INSTRUCTIONS>
(a) Transcribe the passage of the local food article starting at "It is not an" and ending at "also local food.".
(b) Go on with the article about local food from the point where it stops.

*** SELECTED TEXT Section Begins ***

What it is to be local

For those of us fortunate enough to have access to a garden and freshly grown vegetables, now is the time to fully appreciate local food, Sean Connelly writes.

You can't get more local than pulling a carrot out of the ground and eating it.

Local food often serves as shorthand for a range of different goals. For some people, local food means more environmentally-friendly food. For others, it means supporting small producers and family farms. For others, it signifies tastier and more nutritious food, organic or ethical production.

However, these attributes are not necessarily local in nature.

Support for local food is often used as a strategy against an increasingly globalised agro-industrial food system that generates a series of negative social, economic and environmental outcomes.

We often assume that local is better, but there is nothing inherently "good'' about local.

A cow feeds in a pen at a feedlot. Photo: Reuters
A cow feeds in a pen at a feedlot. Photo: Reuters

I was vividly reminded of this fact a few years ago while driving across the Canadian prairies.

As we approached the small town of Brooks, Alberta, we came across massive feedlots on either side of the highway with thousands upon thousands of cattle.

These feedlots (or confined feeding operations to use the industry term) are where beef cattle spend their last 200 days before reaching their target weight. They then make their way a short distance down the road to the slaughterhouse.

The Brooks slaughterhouse is one of the largest in Canada and employs about 2000 people in the slaughter (or processing) of up to 5000 cattle per day to serve the North American market.

An E. coli outbreak resulting from food safety violations led to human illness, the recall of 4000 tonnes of beef and the temporary shutdown of the plant in 2012.

It is not an image that comes to mind when I imagine local food.

This is meat production on a massive scale, but for the people of Brooks, it is also local food.

*** SELECTED TEXT Section Ends ***
*** DATASET EXTRACT Section Begins ***

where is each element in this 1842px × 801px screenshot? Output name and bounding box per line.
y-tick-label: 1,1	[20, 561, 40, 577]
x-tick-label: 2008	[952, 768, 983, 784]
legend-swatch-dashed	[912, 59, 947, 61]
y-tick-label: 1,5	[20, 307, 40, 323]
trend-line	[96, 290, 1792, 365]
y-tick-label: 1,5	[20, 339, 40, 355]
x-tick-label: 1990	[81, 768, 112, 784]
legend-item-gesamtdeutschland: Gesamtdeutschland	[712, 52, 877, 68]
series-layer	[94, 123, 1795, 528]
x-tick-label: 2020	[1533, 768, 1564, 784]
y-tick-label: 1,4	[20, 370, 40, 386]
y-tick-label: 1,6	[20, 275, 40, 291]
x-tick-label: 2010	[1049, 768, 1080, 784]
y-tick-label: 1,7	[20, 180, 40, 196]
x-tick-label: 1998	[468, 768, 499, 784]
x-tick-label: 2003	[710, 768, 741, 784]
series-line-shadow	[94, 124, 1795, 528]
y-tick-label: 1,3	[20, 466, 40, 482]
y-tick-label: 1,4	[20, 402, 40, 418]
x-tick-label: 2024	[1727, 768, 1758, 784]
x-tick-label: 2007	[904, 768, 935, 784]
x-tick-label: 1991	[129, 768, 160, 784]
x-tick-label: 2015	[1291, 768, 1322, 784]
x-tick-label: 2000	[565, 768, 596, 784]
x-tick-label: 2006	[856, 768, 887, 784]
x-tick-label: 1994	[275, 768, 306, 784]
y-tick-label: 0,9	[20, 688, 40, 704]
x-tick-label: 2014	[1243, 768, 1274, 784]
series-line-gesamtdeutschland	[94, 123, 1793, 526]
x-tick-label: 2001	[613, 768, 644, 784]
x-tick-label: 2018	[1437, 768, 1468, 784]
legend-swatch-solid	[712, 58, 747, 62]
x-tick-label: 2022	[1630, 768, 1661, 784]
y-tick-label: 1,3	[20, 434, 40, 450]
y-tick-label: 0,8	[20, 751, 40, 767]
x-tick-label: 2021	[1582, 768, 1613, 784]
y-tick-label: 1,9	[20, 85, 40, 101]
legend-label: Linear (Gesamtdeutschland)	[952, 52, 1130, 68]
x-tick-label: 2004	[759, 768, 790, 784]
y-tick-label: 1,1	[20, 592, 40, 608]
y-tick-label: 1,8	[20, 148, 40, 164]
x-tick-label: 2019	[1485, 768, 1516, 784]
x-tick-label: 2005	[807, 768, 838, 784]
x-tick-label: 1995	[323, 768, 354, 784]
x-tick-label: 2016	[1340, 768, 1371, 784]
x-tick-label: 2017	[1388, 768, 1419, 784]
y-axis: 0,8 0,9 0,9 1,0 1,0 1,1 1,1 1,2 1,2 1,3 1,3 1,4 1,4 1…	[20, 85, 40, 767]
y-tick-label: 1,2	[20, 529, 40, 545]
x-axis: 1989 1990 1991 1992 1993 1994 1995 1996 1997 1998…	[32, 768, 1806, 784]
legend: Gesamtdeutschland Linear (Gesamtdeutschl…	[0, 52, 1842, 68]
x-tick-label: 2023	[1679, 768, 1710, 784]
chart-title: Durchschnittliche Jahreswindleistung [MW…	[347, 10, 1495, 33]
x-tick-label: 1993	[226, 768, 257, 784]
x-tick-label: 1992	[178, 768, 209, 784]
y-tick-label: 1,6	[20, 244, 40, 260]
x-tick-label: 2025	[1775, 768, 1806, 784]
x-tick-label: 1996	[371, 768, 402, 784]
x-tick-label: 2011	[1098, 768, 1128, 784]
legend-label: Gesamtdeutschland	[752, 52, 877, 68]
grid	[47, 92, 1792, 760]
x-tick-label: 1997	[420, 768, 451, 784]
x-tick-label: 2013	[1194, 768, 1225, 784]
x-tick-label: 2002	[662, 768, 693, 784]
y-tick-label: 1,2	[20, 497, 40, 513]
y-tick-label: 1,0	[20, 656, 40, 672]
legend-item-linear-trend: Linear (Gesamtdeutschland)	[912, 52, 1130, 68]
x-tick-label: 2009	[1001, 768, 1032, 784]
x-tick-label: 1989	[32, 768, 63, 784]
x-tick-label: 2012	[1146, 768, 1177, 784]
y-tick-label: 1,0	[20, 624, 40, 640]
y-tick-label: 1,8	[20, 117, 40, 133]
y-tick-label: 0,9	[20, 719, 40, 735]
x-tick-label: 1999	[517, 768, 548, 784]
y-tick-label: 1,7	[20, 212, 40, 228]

*** DATASET EXTRACT Section Ends ***

TASK-BY-TASK OUTPUTS>
(a)
It is not an image that comes to mind when I imagine local food.

This is meat production on a massive scale, but for the people of Brooks, it is also local food.

(b)
Local can be good or bad, healthy or unhealthy, ethical or unethical, small-scale or large. Often, the term local food is used and abused to achieve certain objectives.

So what does this mean for proponents of local food?

Do the underlying attributes assigned to local food in Dunedin match those attributes of a just and sustainable food system? The answer, of course, depends.

Proponents of local food often emphasise the benefits that arise from reducing the physical distance and the number of steps or processing between field and plate.

These benefits include reducing transportation impacts, improving freshness, taste and nutrition of food, supporting local economies and greater access to information about the food production process (i.e. organic, fertiliser and pesticide use, worker conditions and animal welfare).

In many instances, these benefits do arise. But they are not automatic.

It is useful to think carefully about the ways "local'' might be used as a strategy to advance certain goals and understand the many different underlying meanings and values associated with use of the term local food.

Proponents of a just and sustainable food system that use local food as a strategy to achieve their objectives need to be clear that not just any local food will do.

And just like food, we can't take local for granted.

• Sean Connelly is a lecturer in the University of Otago Department of Geography.